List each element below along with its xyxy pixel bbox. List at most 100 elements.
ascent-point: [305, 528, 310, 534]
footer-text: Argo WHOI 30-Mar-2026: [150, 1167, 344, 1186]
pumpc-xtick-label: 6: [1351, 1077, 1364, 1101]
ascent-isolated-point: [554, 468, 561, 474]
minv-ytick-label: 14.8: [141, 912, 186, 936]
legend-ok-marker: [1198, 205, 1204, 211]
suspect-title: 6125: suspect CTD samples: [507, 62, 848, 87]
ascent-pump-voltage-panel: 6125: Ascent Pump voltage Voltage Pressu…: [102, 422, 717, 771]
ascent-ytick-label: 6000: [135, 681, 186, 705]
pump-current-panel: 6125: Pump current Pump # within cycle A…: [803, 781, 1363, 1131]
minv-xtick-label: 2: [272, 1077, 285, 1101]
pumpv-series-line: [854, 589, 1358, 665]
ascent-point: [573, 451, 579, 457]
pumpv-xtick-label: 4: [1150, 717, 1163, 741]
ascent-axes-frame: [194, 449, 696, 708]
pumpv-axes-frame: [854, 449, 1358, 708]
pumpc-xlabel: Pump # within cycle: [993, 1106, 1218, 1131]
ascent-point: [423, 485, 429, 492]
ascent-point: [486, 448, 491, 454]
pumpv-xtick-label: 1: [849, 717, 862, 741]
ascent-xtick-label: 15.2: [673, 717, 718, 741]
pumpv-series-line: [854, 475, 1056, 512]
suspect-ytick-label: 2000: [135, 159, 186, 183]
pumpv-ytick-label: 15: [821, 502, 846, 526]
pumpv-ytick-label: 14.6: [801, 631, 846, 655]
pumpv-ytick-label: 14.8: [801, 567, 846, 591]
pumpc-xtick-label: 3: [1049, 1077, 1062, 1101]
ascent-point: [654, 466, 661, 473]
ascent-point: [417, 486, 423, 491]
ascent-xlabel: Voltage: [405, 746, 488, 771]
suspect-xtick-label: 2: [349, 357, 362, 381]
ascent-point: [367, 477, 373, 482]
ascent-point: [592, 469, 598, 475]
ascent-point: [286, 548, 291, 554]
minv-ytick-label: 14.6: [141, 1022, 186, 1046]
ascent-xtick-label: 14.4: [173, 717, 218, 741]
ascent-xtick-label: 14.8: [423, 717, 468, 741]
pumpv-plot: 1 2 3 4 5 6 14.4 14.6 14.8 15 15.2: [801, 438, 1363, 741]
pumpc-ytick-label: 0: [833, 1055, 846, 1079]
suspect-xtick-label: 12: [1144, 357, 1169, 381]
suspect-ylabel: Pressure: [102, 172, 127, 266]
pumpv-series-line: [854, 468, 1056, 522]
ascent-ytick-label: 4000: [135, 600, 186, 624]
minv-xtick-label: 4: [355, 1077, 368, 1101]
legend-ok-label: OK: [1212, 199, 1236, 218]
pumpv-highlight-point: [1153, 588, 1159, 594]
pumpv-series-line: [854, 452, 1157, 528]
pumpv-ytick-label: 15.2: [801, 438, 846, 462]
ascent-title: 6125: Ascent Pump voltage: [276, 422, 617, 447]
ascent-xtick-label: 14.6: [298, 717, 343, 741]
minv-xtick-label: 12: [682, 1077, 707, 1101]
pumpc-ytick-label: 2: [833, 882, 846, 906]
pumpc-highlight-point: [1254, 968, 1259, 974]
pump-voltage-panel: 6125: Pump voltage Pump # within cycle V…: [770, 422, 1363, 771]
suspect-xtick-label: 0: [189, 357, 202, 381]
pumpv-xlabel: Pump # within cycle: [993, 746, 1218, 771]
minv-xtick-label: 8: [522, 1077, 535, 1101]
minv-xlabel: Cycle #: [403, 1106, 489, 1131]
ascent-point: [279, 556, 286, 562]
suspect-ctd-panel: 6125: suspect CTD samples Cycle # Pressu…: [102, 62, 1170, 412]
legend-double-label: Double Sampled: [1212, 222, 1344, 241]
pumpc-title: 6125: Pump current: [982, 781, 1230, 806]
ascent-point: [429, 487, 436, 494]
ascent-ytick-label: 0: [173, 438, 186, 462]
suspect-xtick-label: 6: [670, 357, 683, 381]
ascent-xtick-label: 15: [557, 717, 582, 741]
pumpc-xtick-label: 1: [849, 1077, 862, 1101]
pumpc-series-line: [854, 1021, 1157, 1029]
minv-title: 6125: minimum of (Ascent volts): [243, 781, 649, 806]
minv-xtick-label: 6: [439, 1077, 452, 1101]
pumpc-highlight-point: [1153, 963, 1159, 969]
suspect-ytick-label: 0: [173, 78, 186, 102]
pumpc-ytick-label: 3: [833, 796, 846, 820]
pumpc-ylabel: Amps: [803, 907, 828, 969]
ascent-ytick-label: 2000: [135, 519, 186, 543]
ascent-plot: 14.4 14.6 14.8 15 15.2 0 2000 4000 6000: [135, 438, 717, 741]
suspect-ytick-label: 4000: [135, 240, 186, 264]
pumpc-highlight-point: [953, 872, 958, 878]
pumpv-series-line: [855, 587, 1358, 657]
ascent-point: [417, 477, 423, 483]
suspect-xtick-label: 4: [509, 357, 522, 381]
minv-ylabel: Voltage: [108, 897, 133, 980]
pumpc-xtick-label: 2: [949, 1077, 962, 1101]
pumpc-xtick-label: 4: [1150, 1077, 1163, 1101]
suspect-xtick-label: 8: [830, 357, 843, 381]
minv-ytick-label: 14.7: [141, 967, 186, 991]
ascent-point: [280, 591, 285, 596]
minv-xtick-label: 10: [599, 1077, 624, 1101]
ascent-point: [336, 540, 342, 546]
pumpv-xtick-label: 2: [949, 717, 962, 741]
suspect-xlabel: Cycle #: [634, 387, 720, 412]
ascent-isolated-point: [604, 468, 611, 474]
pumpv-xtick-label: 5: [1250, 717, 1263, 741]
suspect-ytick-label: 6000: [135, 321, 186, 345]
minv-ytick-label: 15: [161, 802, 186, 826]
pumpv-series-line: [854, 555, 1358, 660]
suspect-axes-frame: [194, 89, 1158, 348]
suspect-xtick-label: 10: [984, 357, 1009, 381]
^^^^
Benennen Sie in sämtlichen Einträgen "Cycle #" in "Zyklusnummer" um und geben Sie alle Zeilen ansonsten unverändert wieder.

== KORREKTES ERGEBNIS ==
List each element below along with its xyxy pixel bbox. List at most 100 elements.
ascent-point: [305, 528, 310, 534]
footer-text: Argo WHOI 30-Mar-2026: [150, 1167, 344, 1186]
pumpc-xtick-label: 6: [1351, 1077, 1364, 1101]
ascent-isolated-point: [554, 468, 561, 474]
minv-ytick-label: 14.8: [141, 912, 186, 936]
legend-ok-marker: [1198, 205, 1204, 211]
suspect-title: 6125: suspect CTD samples: [507, 62, 848, 87]
ascent-pump-voltage-panel: 6125: Ascent Pump voltage Voltage Pressu…: [102, 422, 717, 771]
ascent-ytick-label: 6000: [135, 681, 186, 705]
pump-current-panel: 6125: Pump current Pump # within cycle A…: [803, 781, 1363, 1131]
minv-xtick-label: 2: [272, 1077, 285, 1101]
pumpv-series-line: [854, 589, 1358, 665]
ascent-point: [573, 451, 579, 457]
pumpv-xtick-label: 4: [1150, 717, 1163, 741]
ascent-axes-frame: [194, 449, 696, 708]
pumpv-axes-frame: [854, 449, 1358, 708]
pumpc-xlabel: Pump # within cycle: [993, 1106, 1218, 1131]
ascent-point: [423, 485, 429, 492]
ascent-point: [486, 448, 491, 454]
pumpv-xtick-label: 1: [849, 717, 862, 741]
ascent-xtick-label: 15.2: [673, 717, 718, 741]
pumpv-series-line: [854, 475, 1056, 512]
suspect-ytick-label: 2000: [135, 159, 186, 183]
pumpv-ytick-label: 15: [821, 502, 846, 526]
pumpv-ytick-label: 14.6: [801, 631, 846, 655]
pumpv-ytick-label: 14.8: [801, 567, 846, 591]
pumpc-xtick-label: 3: [1049, 1077, 1062, 1101]
ascent-point: [654, 466, 661, 473]
ascent-point: [417, 486, 423, 491]
ascent-xlabel: Voltage: [405, 746, 488, 771]
suspect-xtick-label: 2: [349, 357, 362, 381]
ascent-point: [367, 477, 373, 482]
ascent-point: [592, 469, 598, 475]
ascent-point: [286, 548, 291, 554]
minv-ytick-label: 14.6: [141, 1022, 186, 1046]
ascent-xtick-label: 14.4: [173, 717, 218, 741]
ascent-xtick-label: 14.8: [423, 717, 468, 741]
pumpv-plot: 1 2 3 4 5 6 14.4 14.6 14.8 15 15.2: [801, 438, 1363, 741]
pumpc-ytick-label: 0: [833, 1055, 846, 1079]
suspect-xtick-label: 12: [1144, 357, 1169, 381]
suspect-ylabel: Pressure: [102, 172, 127, 266]
pumpv-series-line: [854, 468, 1056, 522]
ascent-ytick-label: 4000: [135, 600, 186, 624]
minv-xtick-label: 4: [355, 1077, 368, 1101]
legend-ok-label: OK: [1212, 199, 1236, 218]
pumpv-highlight-point: [1153, 588, 1159, 594]
pumpv-series-line: [854, 452, 1157, 528]
pumpv-ytick-label: 15.2: [801, 438, 846, 462]
ascent-title: 6125: Ascent Pump voltage: [276, 422, 617, 447]
ascent-xtick-label: 14.6: [298, 717, 343, 741]
minv-xtick-label: 12: [682, 1077, 707, 1101]
pumpc-ytick-label: 2: [833, 882, 846, 906]
pumpc-highlight-point: [1254, 968, 1259, 974]
pump-voltage-panel: 6125: Pump voltage Pump # within cycle V…: [770, 422, 1363, 771]
suspect-xtick-label: 0: [189, 357, 202, 381]
pumpv-xlabel: Pump # within cycle: [993, 746, 1218, 771]
minv-xtick-label: 8: [522, 1077, 535, 1101]
minv-xlabel: Zyklusnummer: [403, 1106, 489, 1131]
ascent-point: [279, 556, 286, 562]
suspect-ctd-panel: 6125: suspect CTD samples Zyklusnummer Pressu…: [102, 62, 1170, 412]
legend-double-label: Double Sampled: [1212, 222, 1344, 241]
pumpc-title: 6125: Pump current: [982, 781, 1230, 806]
ascent-point: [429, 487, 436, 494]
ascent-ytick-label: 0: [173, 438, 186, 462]
suspect-xtick-label: 6: [670, 357, 683, 381]
ascent-xtick-label: 15: [557, 717, 582, 741]
pumpc-xtick-label: 1: [849, 1077, 862, 1101]
pumpc-series-line: [854, 1021, 1157, 1029]
minv-title: 6125: minimum of (Ascent volts): [243, 781, 649, 806]
minv-xtick-label: 6: [439, 1077, 452, 1101]
pumpc-highlight-point: [1153, 963, 1159, 969]
suspect-ytick-label: 0: [173, 78, 186, 102]
pumpc-ytick-label: 3: [833, 796, 846, 820]
pumpc-ylabel: Amps: [803, 907, 828, 969]
ascent-ytick-label: 2000: [135, 519, 186, 543]
ascent-plot: 14.4 14.6 14.8 15 15.2 0 2000 4000 6000: [135, 438, 717, 741]
suspect-ytick-label: 4000: [135, 240, 186, 264]
pumpc-highlight-point: [953, 872, 958, 878]
pumpv-series-line: [855, 587, 1358, 657]
ascent-point: [417, 477, 423, 483]
suspect-xtick-label: 4: [509, 357, 522, 381]
minv-ylabel: Voltage: [108, 897, 133, 980]
pumpc-xtick-label: 2: [949, 1077, 962, 1101]
pumpc-xtick-label: 4: [1150, 1077, 1163, 1101]
suspect-xtick-label: 8: [830, 357, 843, 381]
minv-ytick-label: 14.7: [141, 967, 186, 991]
ascent-point: [280, 591, 285, 596]
minv-xtick-label: 10: [599, 1077, 624, 1101]
ascent-point: [336, 540, 342, 546]
pumpv-xtick-label: 2: [949, 717, 962, 741]
suspect-xlabel: Zyklusnummer: [634, 387, 720, 412]
ascent-isolated-point: [604, 468, 611, 474]
pumpv-xtick-label: 5: [1250, 717, 1263, 741]
suspect-ytick-label: 6000: [135, 321, 186, 345]
minv-ytick-label: 15: [161, 802, 186, 826]
pumpv-series-line: [854, 555, 1358, 660]
suspect-axes-frame: [194, 89, 1158, 348]
suspect-xtick-label: 10: [984, 357, 1009, 381]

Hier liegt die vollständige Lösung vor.